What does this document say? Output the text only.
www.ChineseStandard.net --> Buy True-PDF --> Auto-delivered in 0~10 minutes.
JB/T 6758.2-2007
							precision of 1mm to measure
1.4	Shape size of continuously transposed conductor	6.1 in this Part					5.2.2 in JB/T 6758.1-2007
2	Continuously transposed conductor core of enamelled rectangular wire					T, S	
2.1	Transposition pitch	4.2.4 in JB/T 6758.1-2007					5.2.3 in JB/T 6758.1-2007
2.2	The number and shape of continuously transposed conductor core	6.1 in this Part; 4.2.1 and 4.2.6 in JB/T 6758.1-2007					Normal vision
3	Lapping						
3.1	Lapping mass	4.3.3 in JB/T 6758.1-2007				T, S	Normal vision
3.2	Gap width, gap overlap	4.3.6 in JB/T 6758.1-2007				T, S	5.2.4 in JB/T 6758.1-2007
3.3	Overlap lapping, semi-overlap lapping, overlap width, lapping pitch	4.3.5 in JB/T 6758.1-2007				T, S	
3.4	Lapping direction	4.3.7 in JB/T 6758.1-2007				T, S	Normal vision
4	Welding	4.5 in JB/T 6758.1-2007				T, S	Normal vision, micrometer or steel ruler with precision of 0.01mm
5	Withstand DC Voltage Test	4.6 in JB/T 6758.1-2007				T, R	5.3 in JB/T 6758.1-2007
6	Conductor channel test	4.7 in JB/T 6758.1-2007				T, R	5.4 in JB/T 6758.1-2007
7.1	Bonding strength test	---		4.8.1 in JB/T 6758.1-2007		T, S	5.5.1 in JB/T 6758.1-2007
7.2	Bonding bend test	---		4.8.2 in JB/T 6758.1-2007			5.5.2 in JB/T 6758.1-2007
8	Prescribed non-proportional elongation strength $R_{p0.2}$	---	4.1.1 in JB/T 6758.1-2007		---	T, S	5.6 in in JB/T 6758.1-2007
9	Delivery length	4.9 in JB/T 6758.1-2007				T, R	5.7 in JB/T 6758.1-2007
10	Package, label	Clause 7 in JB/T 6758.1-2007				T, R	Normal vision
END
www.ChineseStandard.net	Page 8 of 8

_WHAT IS ASKED:_
From the listing above, copy out each line where the word "pitch" appears.

_COMPLETE OUTPUT:_
2.1	Transposition pitch	4.2.4 in JB/T 6758.1-2007					5.2.3 in JB/T 6758.1-2007
3.3	Overlap lapping, semi-overlap lapping, overlap width, lapping pitch	4.3.5 in JB/T 6758.1-2007				T, S	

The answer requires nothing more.